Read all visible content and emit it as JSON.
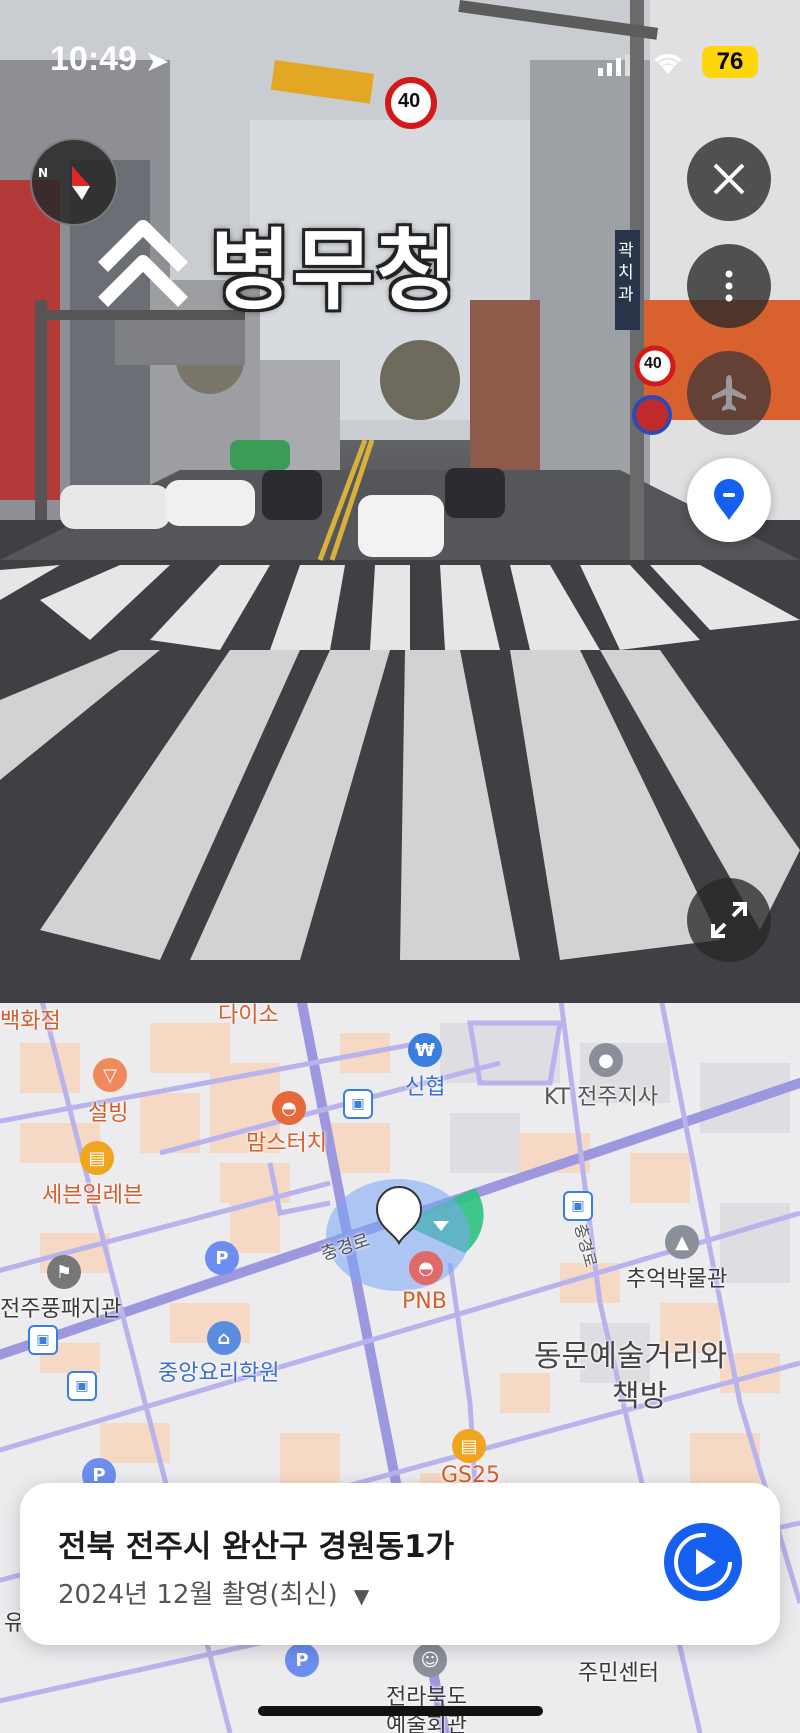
{
  "status_bar": {
    "time": "10:49",
    "battery": "76"
  },
  "street_view": {
    "location_sign": "병무청",
    "speed_limit_sign": "40",
    "side_speed_sign": "40",
    "side_sign_text": "곽치과"
  },
  "buttons": {
    "close": "close",
    "more": "more",
    "airplane": "airplane",
    "my_location": "location",
    "expand": "expand",
    "compass": "N"
  },
  "map": {
    "labels": {
      "top_left": "백화점",
      "daiso": "다이소",
      "shinhyup": "신협",
      "kt": "KT 전주지사",
      "seolbing": "설빙",
      "momstouch": "맘스터치",
      "seven_eleven": "세븐일레븐",
      "road": "충경로",
      "road_vertical": "충경로",
      "pnb": "PNB",
      "jeonju_pungpae": "전주풍패지관",
      "memory_museum": "추억박물관",
      "cooking_school": "중앙요리학원",
      "dongmun": "동문예술거리와",
      "chaekbang": "책방",
      "gs25": "GS25",
      "jeonbuk": "전라북도",
      "arts_hall": "예술회관",
      "community_center": "주민센터",
      "partial_left": "유"
    }
  },
  "card": {
    "address": "전북 전주시 완산구 경원동1가",
    "date": "2024년 12월 촬영(최신)",
    "play_label": "play"
  },
  "colors": {
    "accent": "#1560f0",
    "route": "#9b93e0",
    "battery": "#ffd60a"
  }
}
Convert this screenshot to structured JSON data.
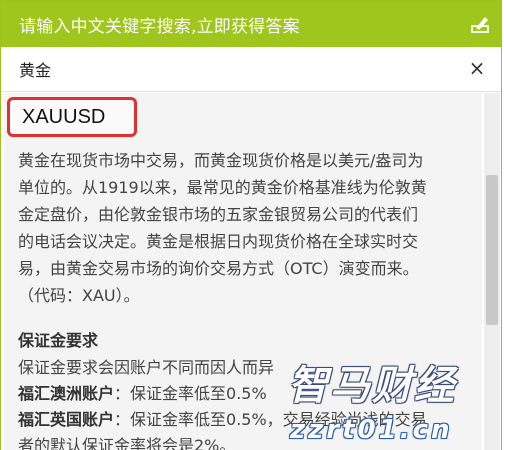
{
  "header": {
    "title": "请输入中文关键字搜索,立即获得答案",
    "edit_icon": "edit-icon",
    "color": "#9fc61d"
  },
  "search": {
    "value": "黄金",
    "clear_icon": "close-icon",
    "clear_glyph": "×"
  },
  "result": {
    "symbol": "XAUUSD",
    "highlight_color": "#e03030",
    "description_lines": [
      "黄金在现货市场中交易，而黄金现货价格是以美元/盎司为",
      "单位的。从1919以来，最常见的黄金价格基准线为伦敦黄",
      "金定盘价，由伦敦金银市场的五家金银贸易公司的代表们",
      "的电话会议决定。黄金是根据日内现货价格在全球实时交",
      "易，由黄金交易市场的询价交易方式（OTC）演变而来。",
      "（代码：XAU）。"
    ],
    "margin_section": {
      "title": "保证金要求",
      "intro": "保证金要求会因账户不同而因人而异",
      "accounts": [
        {
          "name": "福汇澳洲账户",
          "text": "：保证金率低至0.5%"
        },
        {
          "name": "福汇英国账户",
          "text": "：保证金率低至0.5%，交易经验尚浅的交易"
        }
      ],
      "cut_line": "者的默认保证金率将会是2%。"
    }
  },
  "watermark": {
    "brand": "智马财经",
    "url": "zzrt01.cn"
  }
}
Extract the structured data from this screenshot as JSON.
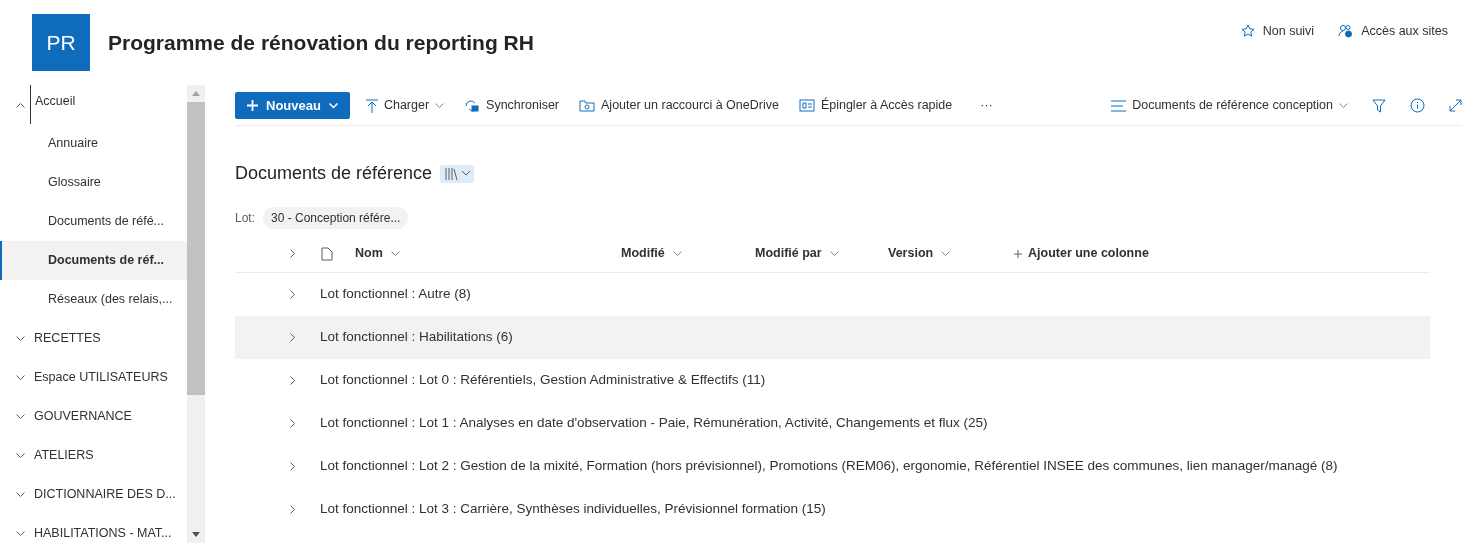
{
  "site": {
    "logo": "PR",
    "title": "Programme de rénovation du reporting RH",
    "actions": [
      {
        "kind": "star",
        "label": "Non suivi"
      },
      {
        "kind": "people",
        "label": "Accès aux sites"
      }
    ]
  },
  "nav": [
    {
      "label": "Accueil",
      "expanded": true,
      "selected": false,
      "children": [
        {
          "label": "Annuaire",
          "selected": false
        },
        {
          "label": "Glossaire",
          "selected": false
        },
        {
          "label": "Documents de réfé...",
          "selected": false
        },
        {
          "label": "Documents de réf...",
          "selected": true
        },
        {
          "label": "Réseaux (des relais,...",
          "selected": false
        }
      ]
    },
    {
      "label": "RECETTES",
      "expanded": false,
      "selected": false
    },
    {
      "label": "Espace UTILISATEURS",
      "expanded": false,
      "selected": false
    },
    {
      "label": "GOUVERNANCE",
      "expanded": false,
      "selected": false
    },
    {
      "label": "ATELIERS",
      "expanded": false,
      "selected": false
    },
    {
      "label": "DICTIONNAIRE DES D...",
      "expanded": false,
      "selected": false
    },
    {
      "label": "HABILITATIONS - MAT...",
      "expanded": false,
      "selected": false
    }
  ],
  "toolbar": {
    "new_button": "Nouveau",
    "items": [
      {
        "kind": "upload",
        "label": "Charger",
        "dropdown": true
      },
      {
        "kind": "sync",
        "label": "Synchroniser",
        "dropdown": false
      },
      {
        "kind": "shortcut",
        "label": "Ajouter un raccourci à OneDrive",
        "dropdown": false
      },
      {
        "kind": "pin",
        "label": "Épingler à Accès rapide",
        "dropdown": false
      },
      {
        "kind": "more",
        "label": "···"
      }
    ],
    "view": "Documents de référence conception"
  },
  "library": {
    "title": "Documents de référence",
    "filter_label": "Lot:",
    "filter_value": "30 - Conception référe..."
  },
  "table": {
    "columns": [
      "Nom",
      "Modifié",
      "Modifié par",
      "Version"
    ],
    "add_column": "Ajouter une colonne",
    "groups": [
      {
        "label": "Lot fonctionnel : Autre (8)",
        "selected": false
      },
      {
        "label": "Lot fonctionnel : Habilitations (6)",
        "selected": true
      },
      {
        "label": "Lot fonctionnel : Lot 0 : Référentiels, Gestion Administrative & Effectifs (11)",
        "selected": false
      },
      {
        "label": "Lot fonctionnel : Lot 1 : Analyses en date d'observation - Paie, Rémunération, Activité, Changements et flux (25)",
        "selected": false
      },
      {
        "label": "Lot fonctionnel : Lot 2 : Gestion de la mixité, Formation (hors prévisionnel), Promotions (REM06), ergonomie, Référentiel INSEE des communes, lien manager/managé (8)",
        "selected": false
      },
      {
        "label": "Lot fonctionnel : Lot 3 : Carrière, Synthèses individuelles, Prévisionnel formation (15)",
        "selected": false
      }
    ]
  }
}
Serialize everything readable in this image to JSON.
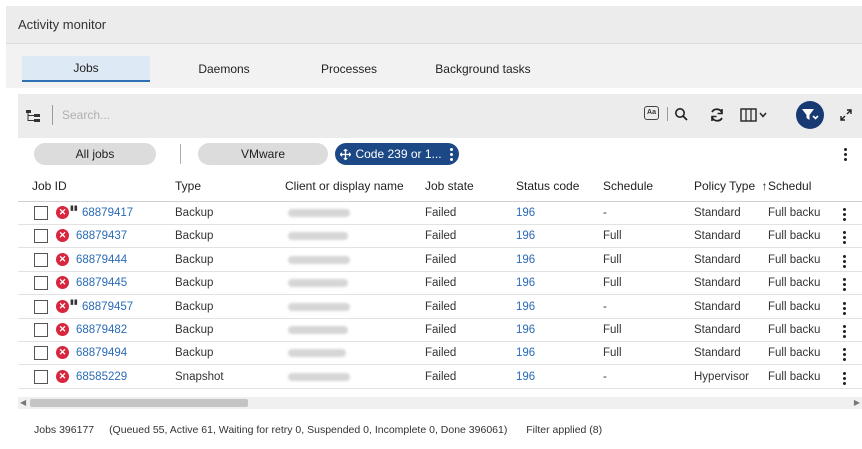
{
  "window": {
    "title": "Activity monitor"
  },
  "tabs": [
    {
      "label": "Jobs",
      "active": true
    },
    {
      "label": "Daemons",
      "active": false
    },
    {
      "label": "Processes",
      "active": false
    },
    {
      "label": "Background tasks",
      "active": false
    }
  ],
  "toolbar": {
    "search_placeholder": "Search...",
    "match_case_label": "Aa"
  },
  "filters": {
    "all_jobs": "All jobs",
    "vmware": "VMware",
    "code_filter": "Code 239 or 1..."
  },
  "table": {
    "columns": [
      "Job ID",
      "Type",
      "Client or display name",
      "Job state",
      "Status code",
      "Schedule",
      "Policy Type",
      "Schedul"
    ],
    "sort_indicator": "↑",
    "rows": [
      {
        "job_id": "68879417",
        "type": "Backup",
        "state": "Failed",
        "status": "196",
        "schedule": "-",
        "policy": "Standard",
        "sched_type": "Full backup",
        "flag": true
      },
      {
        "job_id": "68879437",
        "type": "Backup",
        "state": "Failed",
        "status": "196",
        "schedule": "Full",
        "policy": "Standard",
        "sched_type": "Full backup",
        "flag": false
      },
      {
        "job_id": "68879444",
        "type": "Backup",
        "state": "Failed",
        "status": "196",
        "schedule": "Full",
        "policy": "Standard",
        "sched_type": "Full backup",
        "flag": false
      },
      {
        "job_id": "68879445",
        "type": "Backup",
        "state": "Failed",
        "status": "196",
        "schedule": "Full",
        "policy": "Standard",
        "sched_type": "Full backup",
        "flag": false
      },
      {
        "job_id": "68879457",
        "type": "Backup",
        "state": "Failed",
        "status": "196",
        "schedule": "-",
        "policy": "Standard",
        "sched_type": "Full backup",
        "flag": true
      },
      {
        "job_id": "68879482",
        "type": "Backup",
        "state": "Failed",
        "status": "196",
        "schedule": "Full",
        "policy": "Standard",
        "sched_type": "Full backup",
        "flag": false
      },
      {
        "job_id": "68879494",
        "type": "Backup",
        "state": "Failed",
        "status": "196",
        "schedule": "Full",
        "policy": "Standard",
        "sched_type": "Full backup",
        "flag": false
      },
      {
        "job_id": "68585229",
        "type": "Snapshot",
        "state": "Failed",
        "status": "196",
        "schedule": "-",
        "policy": "Hypervisor",
        "sched_type": "Full backup",
        "flag": false
      }
    ]
  },
  "footer": {
    "jobs_count": "Jobs 396177",
    "breakdown": "(Queued 55, Active 61, Waiting for retry 0, Suspended 0, Incomplete 0, Done 396061)",
    "filter_status": "Filter applied (8)"
  },
  "colors": {
    "accent": "#1c4885",
    "link": "#2a6bb5",
    "error": "#d7263d",
    "filter_button": "#173a72"
  },
  "icons": {
    "tree": "tree-view-icon",
    "search": "search-icon",
    "refresh": "refresh-icon",
    "columns": "columns-icon",
    "filter": "filter-icon",
    "expand": "expand-icon",
    "move": "move-icon",
    "error": "error-icon",
    "more": "more-options-icon"
  }
}
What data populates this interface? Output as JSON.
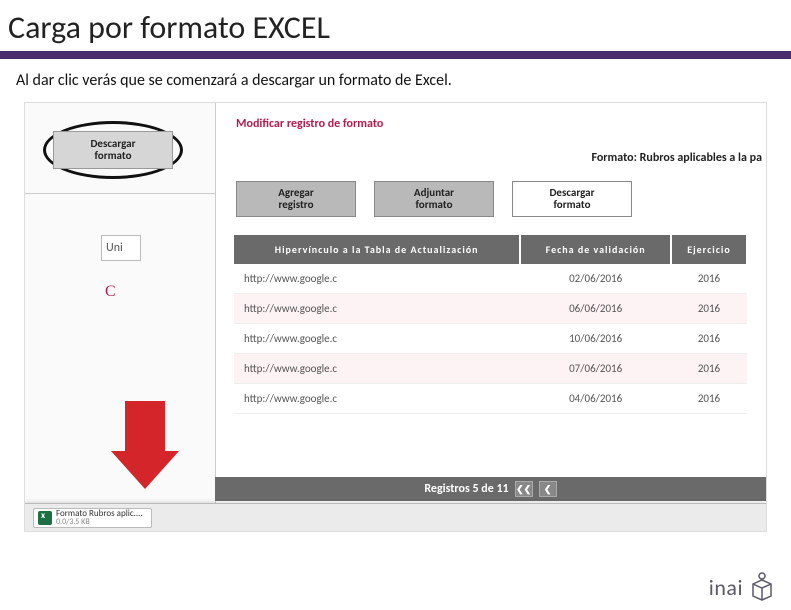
{
  "slide": {
    "title": "Carga por formato EXCEL",
    "subtitle": "Al dar clic verás que se comenzará a descargar un formato de Excel."
  },
  "left": {
    "descargar_l1": "Descargar",
    "descargar_l2": "formato",
    "uni": "Uni",
    "c": "C"
  },
  "panel": {
    "modificar": "Modificar registro de formato",
    "formato_line": "Formato: Rubros aplicables a la pa",
    "buttons": {
      "agregar_l1": "Agregar",
      "agregar_l2": "registro",
      "adjuntar_l1": "Adjuntar",
      "adjuntar_l2": "formato",
      "descargar_l1": "Descargar",
      "descargar_l2": "formato"
    }
  },
  "table": {
    "headers": {
      "h1": "Hipervínculo a la Tabla de Actualización",
      "h2": "Fecha de validación",
      "h3": "Ejercicio"
    },
    "rows": [
      {
        "link": "http://www.google.c",
        "fecha": "02/06/2016",
        "ej": "2016"
      },
      {
        "link": "http://www.google.c",
        "fecha": "06/06/2016",
        "ej": "2016"
      },
      {
        "link": "http://www.google.c",
        "fecha": "10/06/2016",
        "ej": "2016"
      },
      {
        "link": "http://www.google.c",
        "fecha": "07/06/2016",
        "ej": "2016"
      },
      {
        "link": "http://www.google.c",
        "fecha": "04/06/2016",
        "ej": "2016"
      }
    ]
  },
  "footer": {
    "registros": "Registros 5 de 11",
    "prev": "❮❮",
    "prev1": "❮"
  },
  "download": {
    "filename": "Formato Rubros aplic....",
    "filesize": "0.0/3.5 KB"
  },
  "logo": {
    "text": "inai"
  }
}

☆ ☆ ☆ ☆ ☆ ☆ ☆

▸ **TASK PROMPT**:
Looking at the data above, show all lines where the word "Accès" occurs.

▸ **OUTPUT OF THE EXERCISE**:
        "label": "Accès aux sites"
        "label": "Épingler à Accès rapide",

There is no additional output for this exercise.